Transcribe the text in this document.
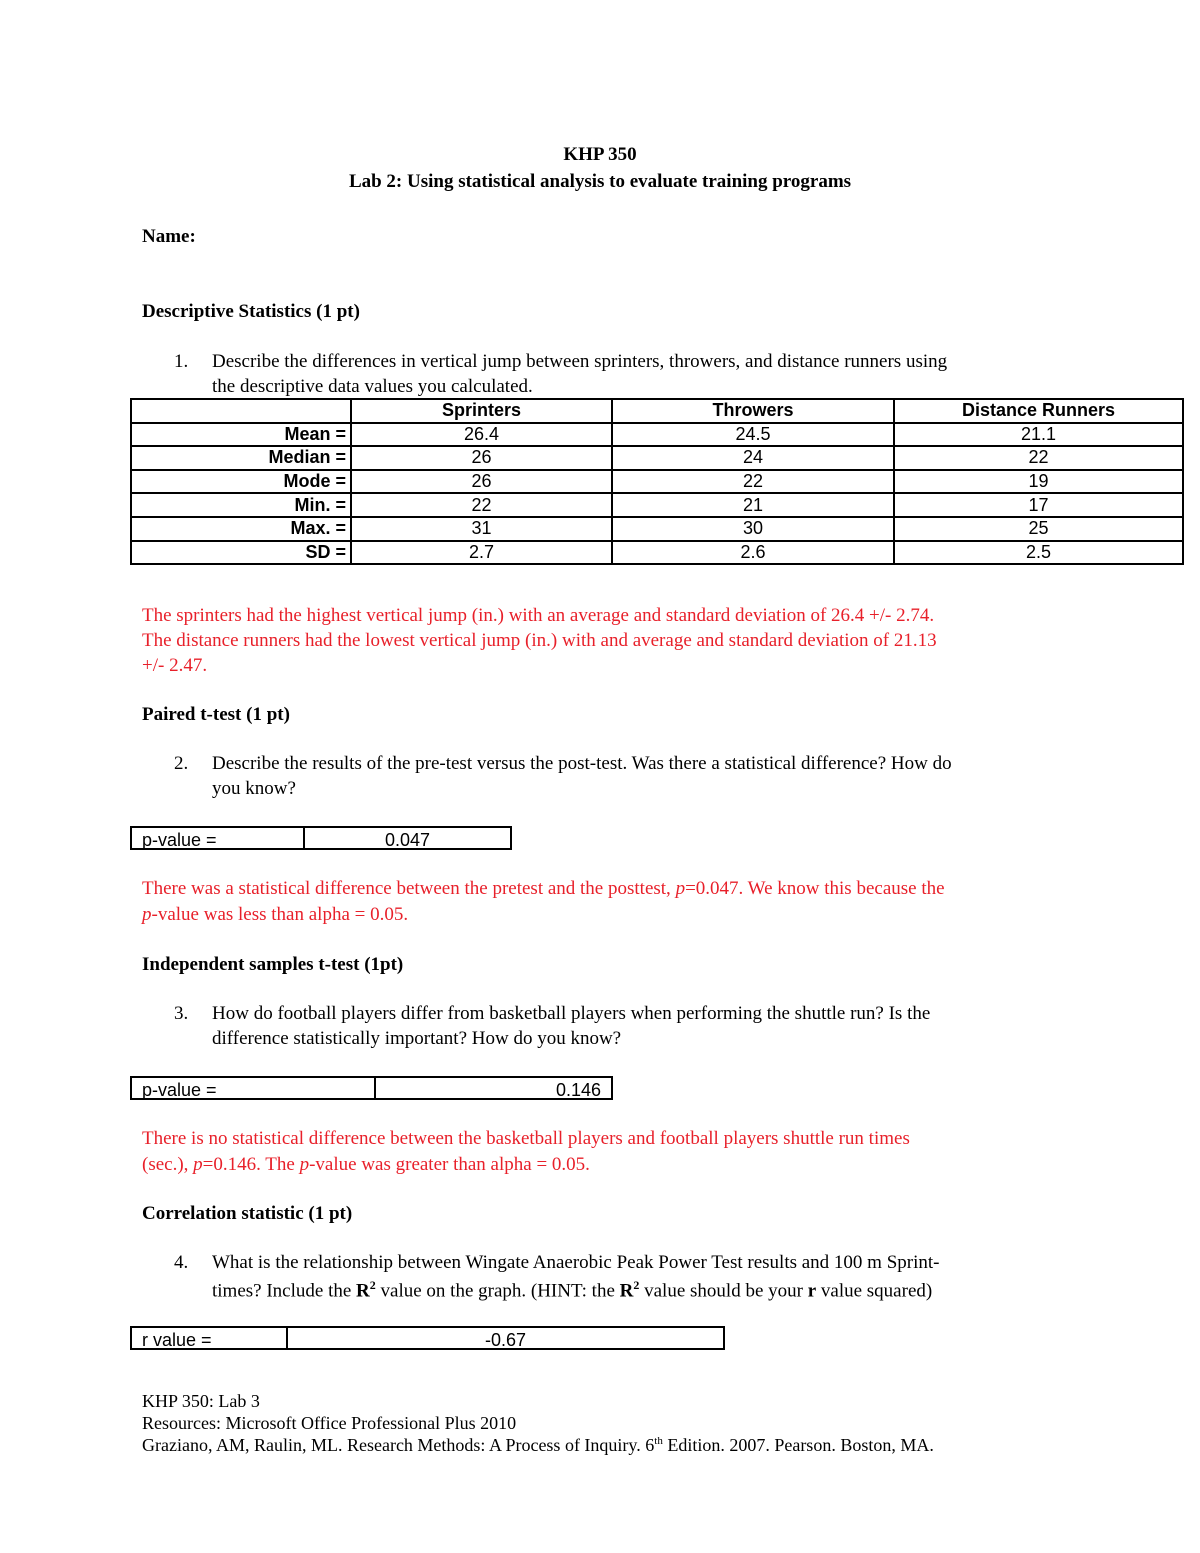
KHP 350
Lab 2: Using statistical analysis to evaluate training programs
Name:
Descriptive Statistics (1 pt)
1. Describe the differences in vertical jump between sprinters, throwers, and distance runners using
the descriptive data values you calculated.
	Sprinters	Throwers	Distance Runners
Mean =	26.4	24.5	21.1
Median =	26	24	22
Mode =	26	22	19
Min. =	22	21	17
Max. =	31	30	25
SD =	2.7	2.6	2.5
The sprinters had the highest vertical jump (in.) with an average and standard deviation of 26.4 +/- 2.74.
The distance runners had the lowest vertical jump (in.) with and average and standard deviation of 21.13
+/- 2.47.
Paired t-test (1 pt)
2. Describe the results of the pre-test versus the post-test. Was there a statistical difference? How do
you know?
p-value =	0.047
There was a statistical difference between the pretest and the posttest, p=0.047. We know this because the
p-value was less than alpha = 0.05.
Independent samples t-test (1pt)
3. How do football players differ from basketball players when performing the shuttle run? Is the
difference statistically important? How do you know?
p-value =	0.146
There is no statistical difference between the basketball players and football players shuttle run times
(sec.), p=0.146. The p-value was greater than alpha = 0.05.
Correlation statistic (1 pt)
4. What is the relationship between Wingate Anaerobic Peak Power Test results and 100 m Sprint-
times? Include the $R^2$ value on the graph. (HINT: the $R^2$ value should be your r value squared)
r value =	-0.67
KHP 350: Lab 3
Resources: Microsoft Office Professional Plus 2010
Graziano, AM, Raulin, ML. Research Methods: A Process of Inquiry. 6th Edition. 2007. Pearson. Boston, MA.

WHAT IS BEING ASKED: Copy out each line of the material that holds the word "basketball".

SOLUTION FOR THIS TASK:
3. How do football players differ from basketball players when performing the shuttle run? Is the
There is no statistical difference between the basketball players and football players shuttle run times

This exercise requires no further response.